◆ **Stated problem**
Each entry below is to be printed verbatim.

◆ **Recorded information**
------------------------------------

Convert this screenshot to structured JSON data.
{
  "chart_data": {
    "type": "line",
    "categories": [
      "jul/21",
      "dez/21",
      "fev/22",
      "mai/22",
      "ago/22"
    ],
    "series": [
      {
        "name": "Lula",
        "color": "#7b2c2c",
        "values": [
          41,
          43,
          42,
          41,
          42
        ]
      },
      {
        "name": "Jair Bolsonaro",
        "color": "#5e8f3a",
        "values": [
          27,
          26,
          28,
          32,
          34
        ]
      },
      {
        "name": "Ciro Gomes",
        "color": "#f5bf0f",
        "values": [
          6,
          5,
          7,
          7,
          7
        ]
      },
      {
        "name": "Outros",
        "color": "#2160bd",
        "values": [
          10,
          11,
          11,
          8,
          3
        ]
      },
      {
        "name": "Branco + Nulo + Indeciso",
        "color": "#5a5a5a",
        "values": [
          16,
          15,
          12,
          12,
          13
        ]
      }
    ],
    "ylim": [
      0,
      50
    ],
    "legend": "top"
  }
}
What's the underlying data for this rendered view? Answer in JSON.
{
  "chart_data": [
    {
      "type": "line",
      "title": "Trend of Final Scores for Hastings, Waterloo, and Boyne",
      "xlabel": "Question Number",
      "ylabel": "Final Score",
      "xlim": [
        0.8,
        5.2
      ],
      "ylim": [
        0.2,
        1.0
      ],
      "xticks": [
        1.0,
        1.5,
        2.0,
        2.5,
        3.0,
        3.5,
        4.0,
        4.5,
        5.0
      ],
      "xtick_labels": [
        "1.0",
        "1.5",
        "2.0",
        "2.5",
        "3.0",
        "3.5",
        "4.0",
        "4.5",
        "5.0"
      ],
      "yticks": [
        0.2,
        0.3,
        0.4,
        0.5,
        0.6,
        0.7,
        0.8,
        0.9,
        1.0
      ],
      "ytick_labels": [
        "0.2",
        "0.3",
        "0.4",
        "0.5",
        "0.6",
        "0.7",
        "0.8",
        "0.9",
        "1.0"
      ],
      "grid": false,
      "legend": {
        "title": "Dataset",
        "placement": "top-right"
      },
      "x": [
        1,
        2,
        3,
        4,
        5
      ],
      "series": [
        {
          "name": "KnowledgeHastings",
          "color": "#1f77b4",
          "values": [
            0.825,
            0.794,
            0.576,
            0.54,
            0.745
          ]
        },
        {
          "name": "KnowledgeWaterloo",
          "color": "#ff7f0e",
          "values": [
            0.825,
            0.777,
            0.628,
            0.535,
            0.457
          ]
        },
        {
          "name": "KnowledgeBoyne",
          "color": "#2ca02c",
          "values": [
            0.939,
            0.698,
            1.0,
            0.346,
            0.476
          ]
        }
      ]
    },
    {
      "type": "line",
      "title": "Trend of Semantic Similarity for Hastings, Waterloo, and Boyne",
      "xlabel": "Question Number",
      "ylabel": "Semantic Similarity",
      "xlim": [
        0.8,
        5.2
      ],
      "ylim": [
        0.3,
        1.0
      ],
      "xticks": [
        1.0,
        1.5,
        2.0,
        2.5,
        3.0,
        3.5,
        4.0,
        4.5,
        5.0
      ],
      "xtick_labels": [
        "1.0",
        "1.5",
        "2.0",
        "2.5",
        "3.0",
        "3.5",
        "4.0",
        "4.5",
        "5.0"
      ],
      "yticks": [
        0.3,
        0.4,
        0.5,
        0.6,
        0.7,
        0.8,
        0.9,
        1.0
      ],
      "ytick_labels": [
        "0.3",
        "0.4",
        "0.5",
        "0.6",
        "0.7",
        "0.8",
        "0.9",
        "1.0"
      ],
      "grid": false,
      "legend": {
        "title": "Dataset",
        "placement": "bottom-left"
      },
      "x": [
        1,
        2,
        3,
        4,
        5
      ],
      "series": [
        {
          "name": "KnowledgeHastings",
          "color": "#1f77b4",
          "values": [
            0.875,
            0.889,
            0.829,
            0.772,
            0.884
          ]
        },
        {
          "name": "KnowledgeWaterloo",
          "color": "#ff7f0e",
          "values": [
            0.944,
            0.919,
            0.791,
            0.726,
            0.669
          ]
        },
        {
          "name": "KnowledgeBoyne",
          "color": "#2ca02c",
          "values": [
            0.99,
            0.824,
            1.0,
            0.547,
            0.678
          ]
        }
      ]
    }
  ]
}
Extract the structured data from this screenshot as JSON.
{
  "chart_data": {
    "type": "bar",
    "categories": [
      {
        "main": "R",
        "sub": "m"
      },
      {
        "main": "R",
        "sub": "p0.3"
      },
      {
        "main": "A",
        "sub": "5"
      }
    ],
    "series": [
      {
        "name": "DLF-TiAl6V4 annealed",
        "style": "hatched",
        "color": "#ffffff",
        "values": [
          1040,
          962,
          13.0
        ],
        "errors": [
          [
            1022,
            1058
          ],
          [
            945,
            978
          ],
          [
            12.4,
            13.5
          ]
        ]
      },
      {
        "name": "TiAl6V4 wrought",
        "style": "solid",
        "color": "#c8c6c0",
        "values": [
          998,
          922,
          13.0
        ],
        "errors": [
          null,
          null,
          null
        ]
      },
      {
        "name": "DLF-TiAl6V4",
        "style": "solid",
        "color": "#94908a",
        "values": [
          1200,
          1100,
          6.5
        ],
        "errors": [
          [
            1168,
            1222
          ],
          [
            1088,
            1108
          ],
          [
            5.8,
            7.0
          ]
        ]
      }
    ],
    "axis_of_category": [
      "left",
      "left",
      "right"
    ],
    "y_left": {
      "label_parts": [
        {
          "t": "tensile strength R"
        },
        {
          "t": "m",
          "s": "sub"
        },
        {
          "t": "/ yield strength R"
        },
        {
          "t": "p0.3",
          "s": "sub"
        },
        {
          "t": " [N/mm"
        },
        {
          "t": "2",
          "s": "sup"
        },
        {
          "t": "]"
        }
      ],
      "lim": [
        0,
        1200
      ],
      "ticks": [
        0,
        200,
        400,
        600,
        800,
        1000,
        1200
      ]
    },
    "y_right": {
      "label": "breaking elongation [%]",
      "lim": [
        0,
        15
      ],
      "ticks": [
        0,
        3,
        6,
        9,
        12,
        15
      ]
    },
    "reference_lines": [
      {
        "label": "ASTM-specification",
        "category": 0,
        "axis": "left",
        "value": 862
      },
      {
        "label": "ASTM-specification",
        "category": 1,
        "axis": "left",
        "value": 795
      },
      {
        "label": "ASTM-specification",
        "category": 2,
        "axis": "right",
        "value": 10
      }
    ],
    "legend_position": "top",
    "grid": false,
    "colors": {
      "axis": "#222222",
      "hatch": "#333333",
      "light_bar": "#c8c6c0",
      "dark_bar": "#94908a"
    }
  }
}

------------------------------------

◆ **Response to the exercise**
Convert this screenshot to structured JSON data.
{
  "chart_data": {
    "type": "line",
    "categories": [
      "jul/21",
      "dez/21",
      "fev/22",
      "mai/22",
      "ago/22"
    ],
    "series": [
      {
        "name": "Lula",
        "color": "#7b2c2c",
        "values": [
          41,
          43,
          42,
          41,
          42
        ]
      },
      {
        "name": "Jair Bolsonaro",
        "color": "#5e8f3a",
        "values": [
          27,
          26,
          28,
          32,
          34
        ]
      },
      {
        "name": "Ciro Gomes",
        "color": "#f5bf0f",
        "values": [
          6,
          5,
          7,
          7,
          7
        ]
      },
      {
        "name": "Outros",
        "color": "#2160bd",
        "values": [
          10,
          11,
          11,
          8,
          3
        ]
      },
      {
        "name": "Branco + Nulo + Indeciso",
        "color": "#5a5a5a",
        "values": [
          16,
          15,
          12,
          12,
          13
        ]
      }
    ],
    "ylim": [
      0,
      50
    ],
    "legend": "top"
  }
}
What's the underlying data for this rendered view? Answer in JSON.
{
  "chart_data": [
    {
      "type": "line",
      "title": "Trend of Final Scores for Hastings, Waterloo, and Boyne",
      "xlabel": "Question Number",
      "ylabel": "Final Score",
      "xlim": [
        0.8,
        5.2
      ],
      "ylim": [
        0.2,
        1.0
      ],
      "xticks": [
        1.0,
        1.5,
        2.0,
        2.5,
        3.0,
        3.5,
        4.0,
        4.5,
        5.0
      ],
      "xtick_labels": [
        "1.0",
        "1.5",
        "2.0",
        "2.5",
        "3.0",
        "3.5",
        "4.0",
        "4.5",
        "5.0"
      ],
      "yticks": [
        0.2,
        0.3,
        0.4,
        0.5,
        0.6,
        0.7,
        0.8,
        0.9,
        1.0
      ],
      "ytick_labels": [
        "0.2",
        "0.3",
        "0.4",
        "0.5",
        "0.6",
        "0.7",
        "0.8",
        "0.9",
        "1.0"
      ],
      "grid": false,
      "legend": {
        "title": "Dataset",
        "placement": "top-right"
      },
      "x": [
        1,
        2,
        3,
        4,
        5
      ],
      "series": [
        {
          "name": "KnowledgeHastings",
          "color": "#1f77b4",
          "values": [
            0.825,
            0.794,
            0.576,
            0.54,
            0.745
          ]
        },
        {
          "name": "KnowledgeWaterloo",
          "color": "#ff7f0e",
          "values": [
            0.825,
            0.777,
            0.628,
            0.535,
            0.457
          ]
        },
        {
          "name": "KnowledgeBoyne",
          "color": "#2ca02c",
          "values": [
            0.939,
            0.698,
            1.0,
            0.346,
            0.476
          ]
        }
      ]
    },
    {
      "type": "line",
      "title": "Trend of Semantic Similarity for Hastings, Waterloo, and Boyne",
      "xlabel": "Question Number",
      "ylabel": "Semantic Similarity",
      "xlim": [
        0.8,
        5.2
      ],
      "ylim": [
        0.3,
        1.0
      ],
      "xticks": [
        1.0,
        1.5,
        2.0,
        2.5,
        3.0,
        3.5,
        4.0,
        4.5,
        5.0
      ],
      "xtick_labels": [
        "1.0",
        "1.5",
        "2.0",
        "2.5",
        "3.0",
        "3.5",
        "4.0",
        "4.5",
        "5.0"
      ],
      "yticks": [
        0.3,
        0.4,
        0.5,
        0.6,
        0.7,
        0.8,
        0.9,
        1.0
      ],
      "ytick_labels": [
        "0.3",
        "0.4",
        "0.5",
        "0.6",
        "0.7",
        "0.8",
        "0.9",
        "1.0"
      ],
      "grid": false,
      "legend": {
        "title": "Dataset",
        "placement": "bottom-left"
      },
      "x": [
        1,
        2,
        3,
        4,
        5
      ],
      "series": [
        {
          "name": "KnowledgeHastings",
          "color": "#1f77b4",
          "values": [
            0.875,
            0.889,
            0.829,
            0.772,
            0.884
          ]
        },
        {
          "name": "KnowledgeWaterloo",
          "color": "#ff7f0e",
          "values": [
            0.944,
            0.919,
            0.791,
            0.726,
            0.669
          ]
        },
        {
          "name": "KnowledgeBoyne",
          "color": "#2ca02c",
          "values": [
            0.99,
            0.824,
            1.0,
            0.547,
            0.678
          ]
        }
      ]
    }
  ]
}
Extract the structured data from this screenshot as JSON.
{
  "chart_data": {
    "type": "bar",
    "categories": [
      {
        "main": "R",
        "sub": "m"
      },
      {
        "main": "R",
        "sub": "p0.3"
      },
      {
        "main": "A",
        "sub": "5"
      }
    ],
    "series": [
      {
        "name": "DLF-TiAl6V4 annealed",
        "style": "hatched",
        "color": "#ffffff",
        "values": [
          1040,
          962,
          13.0
        ],
        "errors": [
          [
            1022,
            1058
          ],
          [
            945,
            978
          ],
          [
            12.4,
            13.5
          ]
        ]
      },
      {
        "name": "TiAl6V4 wrought",
        "style": "solid",
        "color": "#c8c6c0",
        "values": [
          998,
          922,
          13.0
        ],
        "errors": [
          null,
          null,
          null
        ]
      },
      {
        "name": "DLF-TiAl6V4",
        "style": "solid",
        "color": "#94908a",
        "values": [
          1200,
          1100,
          6.5
        ],
        "errors": [
          [
            1168,
            1222
          ],
          [
            1088,
            1108
          ],
          [
            5.8,
            7.0
          ]
        ]
      }
    ],
    "axis_of_category": [
      "left",
      "left",
      "right"
    ],
    "y_left": {
      "label_parts": [
        {
          "t": "tensile strength R"
        },
        {
          "t": "m",
          "s": "sub"
        },
        {
          "t": "/ yield strength R"
        },
        {
          "t": "p0.3",
          "s": "sub"
        },
        {
          "t": " [N/mm"
        },
        {
          "t": "2",
          "s": "sup"
        },
        {
          "t": "]"
        }
      ],
      "lim": [
        0,
        1200
      ],
      "ticks": [
        0,
        200,
        400,
        600,
        800,
        1000,
        1200
      ]
    },
    "y_right": {
      "label": "breaking elongation [%]",
      "lim": [
        0,
        15
      ],
      "ticks": [
        0,
        3,
        6,
        9,
        12,
        15
      ]
    },
    "reference_lines": [
      {
        "label": "ASTM-specification",
        "category": 0,
        "axis": "left",
        "value": 862
      },
      {
        "label": "ASTM-specification",
        "category": 1,
        "axis": "left",
        "value": 795
      },
      {
        "label": "ASTM-specification",
        "category": 2,
        "axis": "right",
        "value": 10
      }
    ],
    "legend_position": "top",
    "grid": false,
    "colors": {
      "axis": "#222222",
      "hatch": "#333333",
      "light_bar": "#c8c6c0",
      "dark_bar": "#94908a"
    }
  }
}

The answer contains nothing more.